(Task to carry out):
Repeat each line word for word.

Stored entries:
^^^^^^^^^^^^^^^^
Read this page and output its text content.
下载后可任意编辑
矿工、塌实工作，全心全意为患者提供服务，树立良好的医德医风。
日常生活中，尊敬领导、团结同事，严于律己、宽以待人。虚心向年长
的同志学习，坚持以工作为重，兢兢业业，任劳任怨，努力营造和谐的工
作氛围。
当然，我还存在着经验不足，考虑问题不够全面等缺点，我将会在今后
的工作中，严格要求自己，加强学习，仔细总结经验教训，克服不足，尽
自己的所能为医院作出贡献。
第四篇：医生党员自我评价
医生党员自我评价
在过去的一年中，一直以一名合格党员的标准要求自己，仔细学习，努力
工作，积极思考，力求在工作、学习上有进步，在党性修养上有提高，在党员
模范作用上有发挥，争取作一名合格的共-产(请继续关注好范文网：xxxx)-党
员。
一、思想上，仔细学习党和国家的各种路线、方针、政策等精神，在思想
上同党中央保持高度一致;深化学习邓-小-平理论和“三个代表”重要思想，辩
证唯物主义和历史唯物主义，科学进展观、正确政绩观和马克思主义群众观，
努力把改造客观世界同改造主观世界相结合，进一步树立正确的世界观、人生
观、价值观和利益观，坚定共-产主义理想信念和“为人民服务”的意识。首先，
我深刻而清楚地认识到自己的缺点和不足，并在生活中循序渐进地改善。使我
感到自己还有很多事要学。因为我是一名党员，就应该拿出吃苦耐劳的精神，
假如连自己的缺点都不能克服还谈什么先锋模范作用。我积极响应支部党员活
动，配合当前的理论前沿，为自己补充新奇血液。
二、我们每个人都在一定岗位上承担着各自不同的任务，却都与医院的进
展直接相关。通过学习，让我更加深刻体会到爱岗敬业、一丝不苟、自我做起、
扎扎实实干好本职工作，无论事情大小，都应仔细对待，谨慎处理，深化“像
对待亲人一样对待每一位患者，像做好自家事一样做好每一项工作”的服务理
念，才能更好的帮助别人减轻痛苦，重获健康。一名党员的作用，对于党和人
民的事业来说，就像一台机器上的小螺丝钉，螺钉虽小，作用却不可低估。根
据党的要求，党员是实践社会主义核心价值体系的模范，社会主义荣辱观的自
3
^^^^^^^^^^^^^^^^
(Exercise answer):
Read this page and output its text content.
下载后可任意编辑
矿工、塌实工作，全心全意为患者提供服务，树立良好的医德医风。
日常生活中，尊敬领导、团结同事，严于律己、宽以待人。虚心向年长
的同志学习，坚持以工作为重，兢兢业业，任劳任怨，努力营造和谐的工
作氛围。
当然，我还存在着经验不足，考虑问题不够全面等缺点，我将会在今后
的工作中，严格要求自己，加强学习，仔细总结经验教训，克服不足，尽
自己的所能为医院作出贡献。
第四篇：医生党员自我评价
医生党员自我评价
在过去的一年中，一直以一名合格党员的标准要求自己，仔细学习，努力
工作，积极思考，力求在工作、学习上有进步，在党性修养上有提高，在党员
模范作用上有发挥，争取作一名合格的共-产(请继续关注好范文网：xxxx)-党
员。
一、思想上，仔细学习党和国家的各种路线、方针、政策等精神，在思想
上同党中央保持高度一致;深化学习邓-小-平理论和“三个代表”重要思想，辩
证唯物主义和历史唯物主义，科学进展观、正确政绩观和马克思主义群众观，
努力把改造客观世界同改造主观世界相结合，进一步树立正确的世界观、人生
观、价值观和利益观，坚定共-产主义理想信念和“为人民服务”的意识。首先，
我深刻而清楚地认识到自己的缺点和不足，并在生活中循序渐进地改善。使我
感到自己还有很多事要学。因为我是一名党员，就应该拿出吃苦耐劳的精神，
假如连自己的缺点都不能克服还谈什么先锋模范作用。我积极响应支部党员活
动，配合当前的理论前沿，为自己补充新奇血液。
二、我们每个人都在一定岗位上承担着各自不同的任务，却都与医院的进
展直接相关。通过学习，让我更加深刻体会到爱岗敬业、一丝不苟、自我做起、
扎扎实实干好本职工作，无论事情大小，都应仔细对待，谨慎处理，深化“像
对待亲人一样对待每一位患者，像做好自家事一样做好每一项工作”的服务理
念，才能更好的帮助别人减轻痛苦，重获健康。一名党员的作用，对于党和人
民的事业来说，就像一台机器上的小螺丝钉，螺钉虽小，作用却不可低估。根
据党的要求，党员是实践社会主义核心价值体系的模范，社会主义荣辱观的自
3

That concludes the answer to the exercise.